*** Estratto fornito ***

Noi siamo invece convinti che cultura e socialità non siano un lusso, ma ingredienti essenziale per dare identità e senso alle nostre comunità locali. Tanto più in una fase di crisi come quella attuale, le persone hanno bisogno di strumenti e opportunità per saper e capire, coltivare capacità critiche, dotarsi di adeguate competenze di cittadinanza.

Chiediamo pertanto che i governi regionali inseriscano fra le proprie priorità misure tese a sostenere, in stretto raccordo con gli Enti Locali, le attività socioculturali nel territorio. Favorire le opportunità di formazione, conoscenza e circolazione delle idee, promuovere l'accesso ai consumi culturali e il diritto all'apprendimento permanente; investire risorse nel recupero di spazi da destinare alle attività culturali, al cinema, alla musica, al teatro; promuovere la creatività giovanile e le produzioni contemporanee; favorire la diffusione delle nuove tecnologie e la libertà nella rete, contrastare il divario digitale.

Sostenere la funzione di aggregazione sociale dell'associazionismo ricreativo e del tempo libero, favorendo le attività dei circoli associativi anche attraverso opportune agevolazioni normative; incentivare la pratica dello sport per tutti, le opportunità di incontro tra le persone e le culture nella prospettiva della costruzione di un società aperta al dialogo e all'accoglienza.

RAFFORZARE IL SISTEMA DEL WELFARE LOCALE
Le politiche di welfare rappresentano una delle competenze più significative su cui le Regioni sono chiamate a qualificare il governo dei territori. L'aggravarsi dei fenomeni di povertà relativa e di esclusione sociale, soprattutto in alcune aree del Paese e nelle fasce più deboli della popolazione, impone l'esigenza di potenziare il sistema di welfare con strumenti di protezione economica, ammortizzatori sociali, interventi di accompagnamento e inclusione per i cittadini in condizione di maggiore precarietà.

E' necessario andare oltre interventi una tantum di erogazione monetaria, implementare la rete dei servizi articolando un sistema più inclusivo, che garantisca livelli
essenziali di assistenza, diritti e opportunità per tutti; affiancare all'assistenza la prevenzione e la promozione sociale; garantire il diritto alla casa per le fasce più deboli, adottare misure di sostegno sociale al reddito, abbassare i costi dei servizi per le famiglie numerose.

Per porre gli enti locali in condizione di garantire servizi di qualità, personalizzati e capillari, è indispensabile un adeguato finanziamento del fondo nazionale per le politiche sociali, ma anche un miglior coordinamento dell'utilizzo delle risorse a livello regionale, superando disparità e squilibri territoriali che ancora permangono. Occorre rivalutare l'impostazione culturale della Legge 328, potenziando sistemi locali di welfare saldamente governati dai soggetti pubblici a garanzia dell'universalità dei diritti ma capaci al tempo stesso di coinvolgere e valorizzare le energie e le risorse dei territori attraverso adeguate forme di coprogettazione e pianificazione partecipata.

*** Righe estratte ***

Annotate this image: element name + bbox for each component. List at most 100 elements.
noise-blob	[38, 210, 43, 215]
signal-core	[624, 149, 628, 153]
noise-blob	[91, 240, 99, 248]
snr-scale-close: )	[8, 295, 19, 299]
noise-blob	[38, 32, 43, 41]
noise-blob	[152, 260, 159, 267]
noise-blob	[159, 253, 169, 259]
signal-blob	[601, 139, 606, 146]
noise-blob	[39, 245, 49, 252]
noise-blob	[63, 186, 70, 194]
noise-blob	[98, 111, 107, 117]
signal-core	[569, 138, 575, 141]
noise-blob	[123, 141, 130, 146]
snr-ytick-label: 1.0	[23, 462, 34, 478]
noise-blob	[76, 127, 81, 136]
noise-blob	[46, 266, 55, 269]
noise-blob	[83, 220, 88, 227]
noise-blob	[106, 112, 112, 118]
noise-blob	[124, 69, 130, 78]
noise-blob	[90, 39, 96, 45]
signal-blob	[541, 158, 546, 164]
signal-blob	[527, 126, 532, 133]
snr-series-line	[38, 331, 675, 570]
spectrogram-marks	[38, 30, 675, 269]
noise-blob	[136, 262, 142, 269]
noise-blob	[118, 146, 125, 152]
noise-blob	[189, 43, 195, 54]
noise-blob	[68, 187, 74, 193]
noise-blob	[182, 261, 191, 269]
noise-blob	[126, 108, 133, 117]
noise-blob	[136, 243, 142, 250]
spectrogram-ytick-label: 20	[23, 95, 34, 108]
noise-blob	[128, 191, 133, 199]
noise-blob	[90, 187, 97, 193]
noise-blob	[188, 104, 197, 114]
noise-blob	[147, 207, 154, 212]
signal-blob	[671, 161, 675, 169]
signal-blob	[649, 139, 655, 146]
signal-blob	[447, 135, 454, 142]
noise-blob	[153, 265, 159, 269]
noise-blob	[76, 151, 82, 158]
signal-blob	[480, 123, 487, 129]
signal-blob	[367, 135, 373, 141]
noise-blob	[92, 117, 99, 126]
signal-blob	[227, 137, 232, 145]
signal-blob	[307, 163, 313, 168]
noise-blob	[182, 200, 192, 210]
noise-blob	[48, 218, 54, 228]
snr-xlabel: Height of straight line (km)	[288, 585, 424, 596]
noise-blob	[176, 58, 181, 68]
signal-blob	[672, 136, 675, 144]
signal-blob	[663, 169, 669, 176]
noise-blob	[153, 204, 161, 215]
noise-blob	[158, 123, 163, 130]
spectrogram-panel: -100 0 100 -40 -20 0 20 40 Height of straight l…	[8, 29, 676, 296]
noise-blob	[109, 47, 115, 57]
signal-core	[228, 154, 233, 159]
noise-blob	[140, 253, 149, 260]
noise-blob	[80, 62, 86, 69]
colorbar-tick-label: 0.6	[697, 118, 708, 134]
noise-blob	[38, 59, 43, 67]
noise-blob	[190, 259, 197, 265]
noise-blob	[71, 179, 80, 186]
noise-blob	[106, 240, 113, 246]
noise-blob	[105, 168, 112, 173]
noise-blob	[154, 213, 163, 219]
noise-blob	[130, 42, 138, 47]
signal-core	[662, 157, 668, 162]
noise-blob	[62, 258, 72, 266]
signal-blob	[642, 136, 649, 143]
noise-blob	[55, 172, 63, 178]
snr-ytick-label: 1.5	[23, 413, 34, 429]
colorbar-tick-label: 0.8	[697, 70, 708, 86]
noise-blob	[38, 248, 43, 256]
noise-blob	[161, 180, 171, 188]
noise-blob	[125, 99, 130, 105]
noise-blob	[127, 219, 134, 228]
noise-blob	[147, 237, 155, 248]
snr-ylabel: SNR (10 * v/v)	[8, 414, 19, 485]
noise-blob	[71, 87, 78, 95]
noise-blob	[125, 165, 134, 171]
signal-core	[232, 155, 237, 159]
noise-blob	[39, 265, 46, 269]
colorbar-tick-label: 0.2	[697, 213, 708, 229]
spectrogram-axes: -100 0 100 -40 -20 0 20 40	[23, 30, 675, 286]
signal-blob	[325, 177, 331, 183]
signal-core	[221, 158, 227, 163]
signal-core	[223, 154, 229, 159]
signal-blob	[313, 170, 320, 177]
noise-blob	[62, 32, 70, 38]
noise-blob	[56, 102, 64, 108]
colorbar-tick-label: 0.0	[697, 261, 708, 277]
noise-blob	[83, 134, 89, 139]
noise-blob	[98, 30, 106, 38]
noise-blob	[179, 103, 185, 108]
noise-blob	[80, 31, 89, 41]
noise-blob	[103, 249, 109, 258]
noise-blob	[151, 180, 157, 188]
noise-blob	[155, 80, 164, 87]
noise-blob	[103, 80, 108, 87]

***

Consegna – Nell'estratto fornito, di quale legge si dice che occorre rivalutare l'impostazione culturale?

Risposta svolta – La Legge 328.